%%

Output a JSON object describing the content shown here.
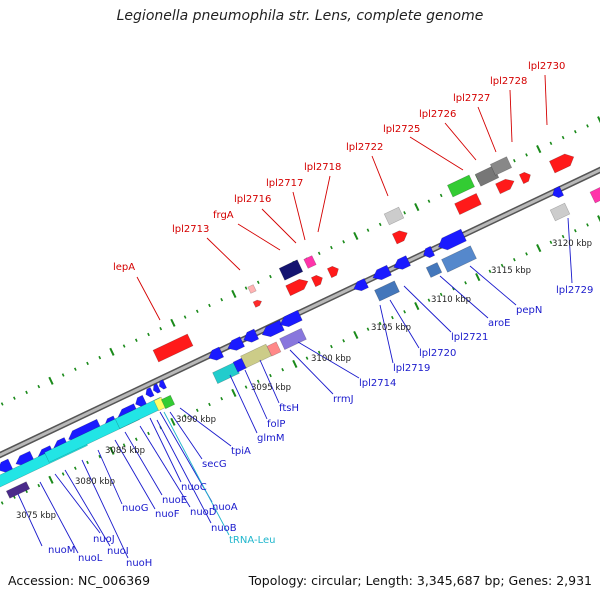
{
  "title": "Legionella pneumophila str. Lens, complete genome",
  "accession": "Accession: NC_006369",
  "summary": "Topology: circular; Length: 3,345,687 bp; Genes: 2,931",
  "colors": {
    "upper_label": "#d40000",
    "lower_label": "#1a1acc",
    "trna_label": "#1fb6cc",
    "backbone": "#8a8a8a",
    "tick": "#1a8a1a"
  },
  "kbp_labels": [
    "3075 kbp",
    "3080 kbp",
    "3085 kbp",
    "3090 kbp",
    "3095 kbp",
    "3100 kbp",
    "3105 kbp",
    "3110 kbp",
    "3115 kbp",
    "3120 kbp"
  ],
  "upper_labels": [
    "lepA",
    "lpl2713",
    "frgA",
    "lpl2716",
    "lpl2717",
    "lpl2718",
    "lpl2722",
    "lpl2725",
    "lpl2726",
    "lpl2727",
    "lpl2728",
    "lpl2730"
  ],
  "lower_labels": [
    "nuoM",
    "nuoL",
    "nuoJ",
    "nuoI",
    "nuoH",
    "nuoG",
    "nuoF",
    "nuoE",
    "nuoD",
    "nuoC",
    "nuoB",
    "nuoA",
    "tRNA-Leu",
    "secG",
    "tpiA",
    "glmM",
    "folP",
    "ftsH",
    "rrmJ",
    "lpl2714",
    "lpl2719",
    "lpl2720",
    "lpl2721",
    "aroE",
    "pepN",
    "lpl2729"
  ]
}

%%

> **TASK STATEMENT**:
Print the material again word for word. Please drop every picture.

> **ANSWER SECTION**:
Output a JSON object describing the content shown here.
{
  "title": "Legionella pneumophila str. Lens, complete genome",
  "accession": "Accession: NC_006369",
  "summary": "Topology: circular; Length: 3,345,687 bp; Genes: 2,931",
  "colors": {
    "upper_label": "#d40000",
    "lower_label": "#1a1acc",
    "trna_label": "#1fb6cc",
    "backbone": "#8a8a8a",
    "tick": "#1a8a1a"
  },
  "kbp_labels": [
    "3075 kbp",
    "3080 kbp",
    "3085 kbp",
    "3090 kbp",
    "3095 kbp",
    "3100 kbp",
    "3105 kbp",
    "3110 kbp",
    "3115 kbp",
    "3120 kbp"
  ],
  "upper_labels": [
    "lepA",
    "lpl2713",
    "frgA",
    "lpl2716",
    "lpl2717",
    "lpl2718",
    "lpl2722",
    "lpl2725",
    "lpl2726",
    "lpl2727",
    "lpl2728",
    "lpl2730"
  ],
  "lower_labels": [
    "nuoM",
    "nuoL",
    "nuoJ",
    "nuoI",
    "nuoH",
    "nuoG",
    "nuoF",
    "nuoE",
    "nuoD",
    "nuoC",
    "nuoB",
    "nuoA",
    "tRNA-Leu",
    "secG",
    "tpiA",
    "glmM",
    "folP",
    "ftsH",
    "rrmJ",
    "lpl2714",
    "lpl2719",
    "lpl2720",
    "lpl2721",
    "aroE",
    "pepN",
    "lpl2729"
  ]
}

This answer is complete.